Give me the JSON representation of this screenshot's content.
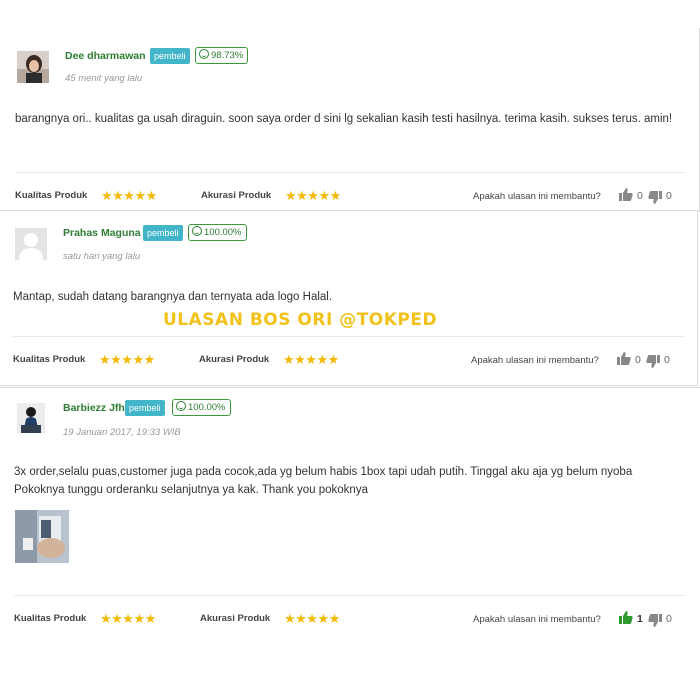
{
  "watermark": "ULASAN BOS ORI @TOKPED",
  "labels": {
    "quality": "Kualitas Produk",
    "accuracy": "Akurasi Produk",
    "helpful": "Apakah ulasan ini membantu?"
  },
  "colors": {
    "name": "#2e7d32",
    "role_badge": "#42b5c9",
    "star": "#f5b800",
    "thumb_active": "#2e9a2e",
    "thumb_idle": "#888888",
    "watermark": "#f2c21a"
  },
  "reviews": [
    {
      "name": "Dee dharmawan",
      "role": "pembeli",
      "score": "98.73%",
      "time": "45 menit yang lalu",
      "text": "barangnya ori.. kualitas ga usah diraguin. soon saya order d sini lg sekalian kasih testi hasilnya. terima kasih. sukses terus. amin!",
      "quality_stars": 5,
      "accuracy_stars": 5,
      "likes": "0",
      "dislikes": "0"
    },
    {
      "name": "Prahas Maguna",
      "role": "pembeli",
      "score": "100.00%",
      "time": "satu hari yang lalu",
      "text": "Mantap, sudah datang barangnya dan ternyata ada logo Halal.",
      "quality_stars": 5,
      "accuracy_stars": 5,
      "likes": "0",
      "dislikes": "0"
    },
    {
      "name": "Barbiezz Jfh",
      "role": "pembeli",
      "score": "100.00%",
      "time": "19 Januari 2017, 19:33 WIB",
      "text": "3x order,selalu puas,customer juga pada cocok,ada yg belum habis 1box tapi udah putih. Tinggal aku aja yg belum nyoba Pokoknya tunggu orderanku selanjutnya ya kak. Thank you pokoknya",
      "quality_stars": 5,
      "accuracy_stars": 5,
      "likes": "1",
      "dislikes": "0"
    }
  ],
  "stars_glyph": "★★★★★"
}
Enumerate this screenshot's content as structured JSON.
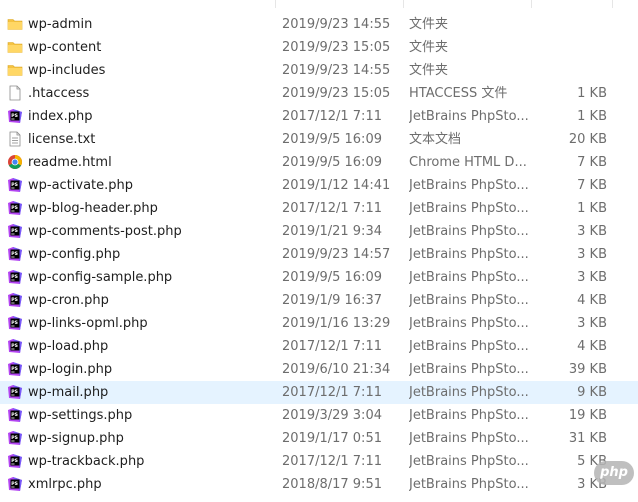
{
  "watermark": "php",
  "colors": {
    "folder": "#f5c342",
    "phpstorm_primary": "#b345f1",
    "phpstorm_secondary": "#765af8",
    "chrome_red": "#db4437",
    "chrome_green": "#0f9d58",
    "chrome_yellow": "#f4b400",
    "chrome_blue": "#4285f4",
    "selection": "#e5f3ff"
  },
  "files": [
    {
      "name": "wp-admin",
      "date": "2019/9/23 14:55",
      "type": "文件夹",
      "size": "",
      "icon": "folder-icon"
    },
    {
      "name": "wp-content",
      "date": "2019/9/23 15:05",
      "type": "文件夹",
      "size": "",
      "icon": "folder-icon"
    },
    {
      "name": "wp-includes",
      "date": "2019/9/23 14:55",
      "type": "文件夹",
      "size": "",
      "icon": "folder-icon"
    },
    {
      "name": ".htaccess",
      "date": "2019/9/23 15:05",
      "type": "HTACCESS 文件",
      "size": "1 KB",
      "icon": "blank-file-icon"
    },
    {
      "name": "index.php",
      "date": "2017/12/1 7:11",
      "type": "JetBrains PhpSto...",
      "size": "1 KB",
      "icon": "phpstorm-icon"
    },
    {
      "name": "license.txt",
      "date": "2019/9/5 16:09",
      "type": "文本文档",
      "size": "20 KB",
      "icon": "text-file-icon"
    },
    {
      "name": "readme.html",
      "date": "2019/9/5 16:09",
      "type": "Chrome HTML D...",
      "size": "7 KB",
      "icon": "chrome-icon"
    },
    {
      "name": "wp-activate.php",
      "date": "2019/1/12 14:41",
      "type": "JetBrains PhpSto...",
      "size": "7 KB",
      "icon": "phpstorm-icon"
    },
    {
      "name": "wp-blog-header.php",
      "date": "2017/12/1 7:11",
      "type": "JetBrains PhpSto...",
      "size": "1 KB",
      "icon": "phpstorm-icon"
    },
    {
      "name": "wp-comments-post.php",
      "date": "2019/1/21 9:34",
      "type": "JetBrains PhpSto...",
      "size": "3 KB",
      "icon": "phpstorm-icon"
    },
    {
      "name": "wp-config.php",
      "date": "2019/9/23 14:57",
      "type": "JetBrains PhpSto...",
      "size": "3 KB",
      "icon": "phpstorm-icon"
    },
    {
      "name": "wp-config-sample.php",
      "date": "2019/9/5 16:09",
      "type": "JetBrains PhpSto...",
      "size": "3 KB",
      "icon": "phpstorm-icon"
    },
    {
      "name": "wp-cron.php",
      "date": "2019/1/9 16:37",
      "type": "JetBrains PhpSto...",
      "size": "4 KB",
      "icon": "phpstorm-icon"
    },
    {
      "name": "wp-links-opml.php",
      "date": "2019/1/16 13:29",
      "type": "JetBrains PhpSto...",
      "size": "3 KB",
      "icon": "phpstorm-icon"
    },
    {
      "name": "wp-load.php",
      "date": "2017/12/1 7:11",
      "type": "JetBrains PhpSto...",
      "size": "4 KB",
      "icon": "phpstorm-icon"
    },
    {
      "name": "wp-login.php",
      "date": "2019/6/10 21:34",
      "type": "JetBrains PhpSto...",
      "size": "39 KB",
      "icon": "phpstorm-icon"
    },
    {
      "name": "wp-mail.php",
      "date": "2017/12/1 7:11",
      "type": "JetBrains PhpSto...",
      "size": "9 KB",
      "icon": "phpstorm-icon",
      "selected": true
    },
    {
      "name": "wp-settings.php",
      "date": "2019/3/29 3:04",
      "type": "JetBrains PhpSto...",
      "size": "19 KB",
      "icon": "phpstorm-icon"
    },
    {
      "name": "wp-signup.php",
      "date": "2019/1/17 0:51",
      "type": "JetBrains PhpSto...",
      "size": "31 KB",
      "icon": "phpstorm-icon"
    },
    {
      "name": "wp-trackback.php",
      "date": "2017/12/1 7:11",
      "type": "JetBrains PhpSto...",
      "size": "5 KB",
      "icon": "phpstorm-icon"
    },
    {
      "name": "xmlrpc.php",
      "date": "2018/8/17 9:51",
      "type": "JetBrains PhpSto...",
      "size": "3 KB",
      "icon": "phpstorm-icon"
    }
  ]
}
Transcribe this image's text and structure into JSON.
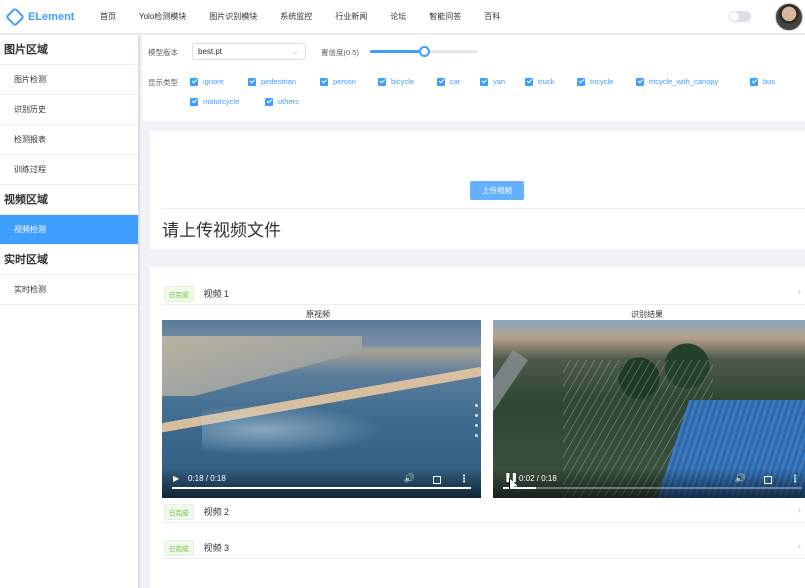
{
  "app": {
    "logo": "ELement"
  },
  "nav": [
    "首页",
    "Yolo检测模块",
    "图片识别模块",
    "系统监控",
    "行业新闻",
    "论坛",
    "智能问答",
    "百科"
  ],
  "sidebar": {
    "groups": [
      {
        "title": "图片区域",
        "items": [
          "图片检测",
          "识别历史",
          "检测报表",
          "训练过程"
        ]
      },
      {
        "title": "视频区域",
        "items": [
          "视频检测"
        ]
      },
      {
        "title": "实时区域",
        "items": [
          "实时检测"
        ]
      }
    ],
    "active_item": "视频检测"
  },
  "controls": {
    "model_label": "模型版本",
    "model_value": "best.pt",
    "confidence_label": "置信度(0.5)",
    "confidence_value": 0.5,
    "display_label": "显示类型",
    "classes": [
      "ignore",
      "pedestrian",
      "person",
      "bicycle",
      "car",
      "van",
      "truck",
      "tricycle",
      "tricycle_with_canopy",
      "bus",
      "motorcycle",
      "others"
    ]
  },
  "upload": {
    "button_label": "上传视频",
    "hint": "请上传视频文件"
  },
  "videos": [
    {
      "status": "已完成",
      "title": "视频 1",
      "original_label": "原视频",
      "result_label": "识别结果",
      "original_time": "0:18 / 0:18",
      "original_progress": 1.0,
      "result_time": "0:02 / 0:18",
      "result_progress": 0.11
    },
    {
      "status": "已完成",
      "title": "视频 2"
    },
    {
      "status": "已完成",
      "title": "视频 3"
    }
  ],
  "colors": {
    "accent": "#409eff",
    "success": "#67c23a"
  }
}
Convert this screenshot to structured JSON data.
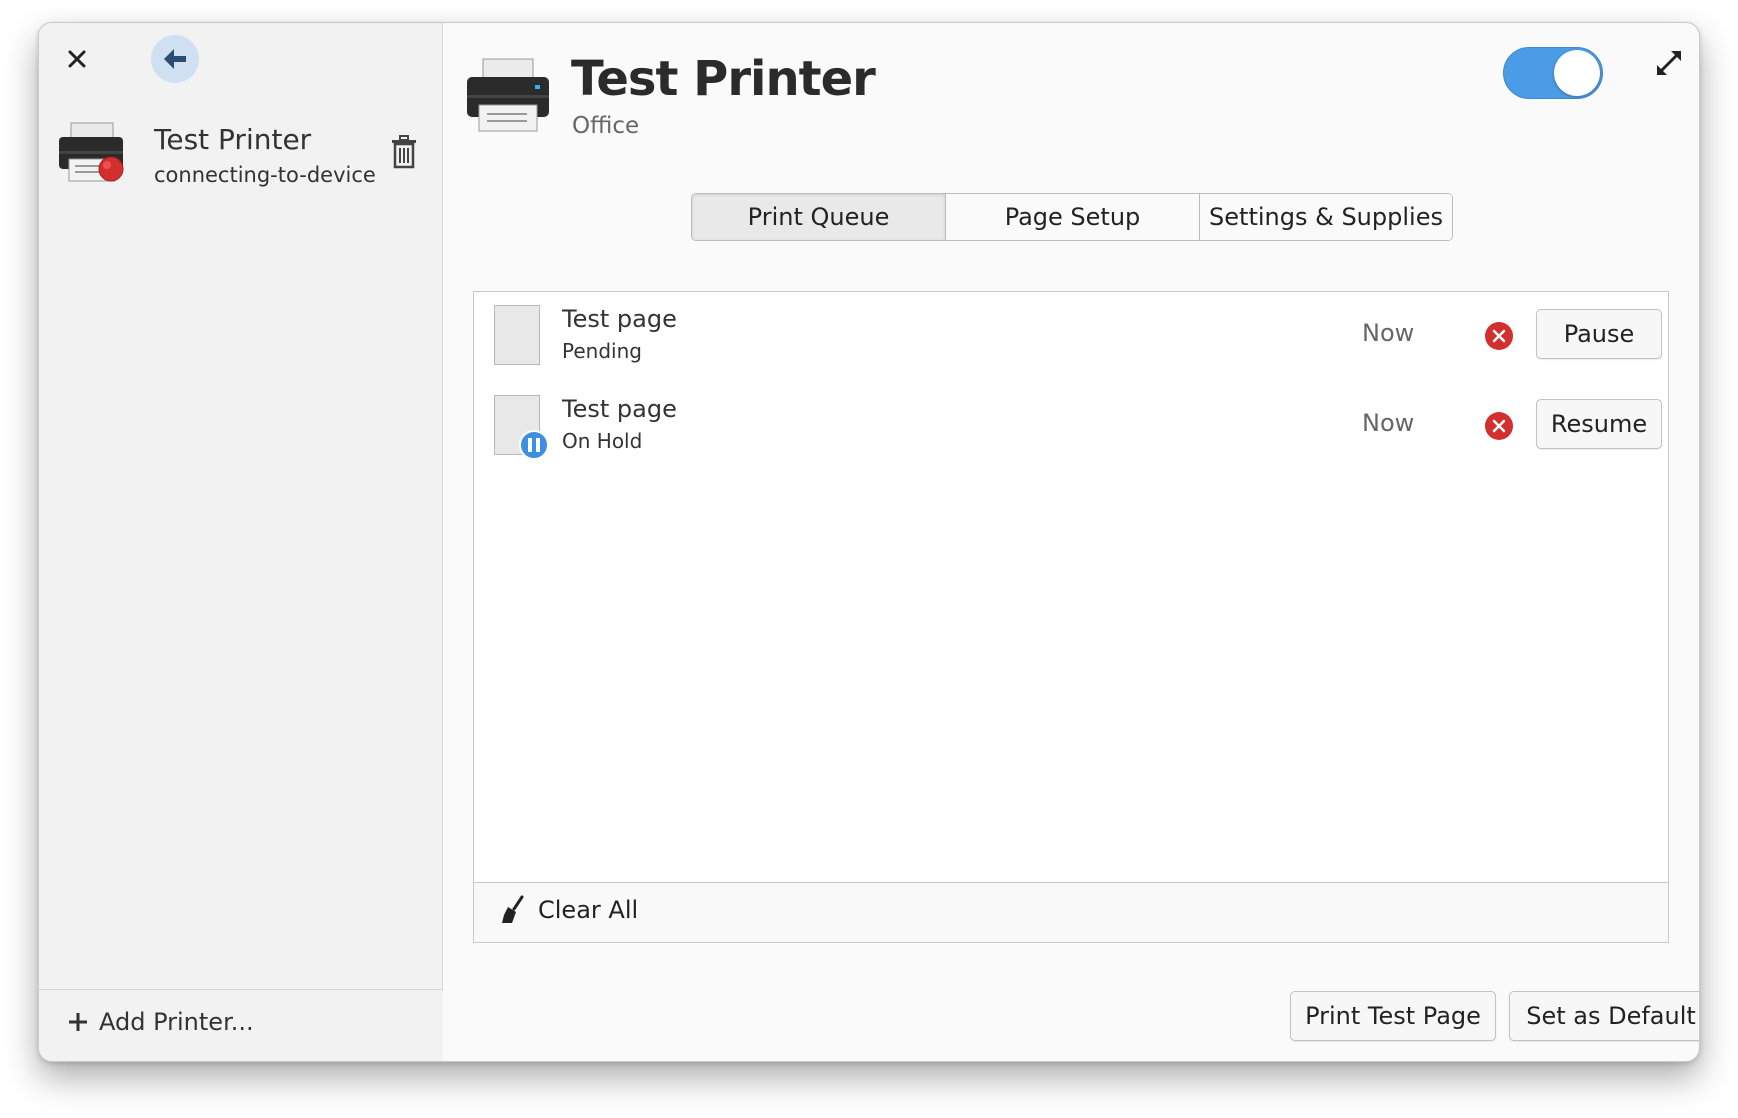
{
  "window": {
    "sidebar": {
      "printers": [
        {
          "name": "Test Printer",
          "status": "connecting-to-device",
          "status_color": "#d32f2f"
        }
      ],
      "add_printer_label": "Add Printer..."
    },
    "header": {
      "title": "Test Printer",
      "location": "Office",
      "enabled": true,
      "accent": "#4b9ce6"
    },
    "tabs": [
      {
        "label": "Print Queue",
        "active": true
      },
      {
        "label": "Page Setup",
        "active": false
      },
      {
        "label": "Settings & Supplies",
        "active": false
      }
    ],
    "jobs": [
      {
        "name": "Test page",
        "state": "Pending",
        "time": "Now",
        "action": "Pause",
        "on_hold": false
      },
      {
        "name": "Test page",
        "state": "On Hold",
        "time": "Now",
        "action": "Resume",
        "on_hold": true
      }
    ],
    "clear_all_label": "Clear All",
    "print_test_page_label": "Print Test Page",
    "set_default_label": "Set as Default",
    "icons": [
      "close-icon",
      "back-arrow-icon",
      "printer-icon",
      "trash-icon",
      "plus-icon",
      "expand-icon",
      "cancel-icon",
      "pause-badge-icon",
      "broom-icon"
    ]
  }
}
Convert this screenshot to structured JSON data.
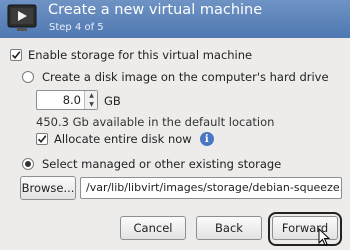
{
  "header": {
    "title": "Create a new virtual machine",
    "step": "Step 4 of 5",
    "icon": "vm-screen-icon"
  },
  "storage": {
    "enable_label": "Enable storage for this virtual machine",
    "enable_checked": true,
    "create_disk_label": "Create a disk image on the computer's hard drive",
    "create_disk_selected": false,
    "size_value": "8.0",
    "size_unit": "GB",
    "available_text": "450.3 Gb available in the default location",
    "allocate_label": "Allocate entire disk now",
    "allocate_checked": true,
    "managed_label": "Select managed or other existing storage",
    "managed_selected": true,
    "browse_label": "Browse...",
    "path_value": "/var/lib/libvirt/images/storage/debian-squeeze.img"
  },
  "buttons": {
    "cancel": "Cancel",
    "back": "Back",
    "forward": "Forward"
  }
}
******************************
Only the number is wanted: how many lines of the material above include the word "storage"?

The response
4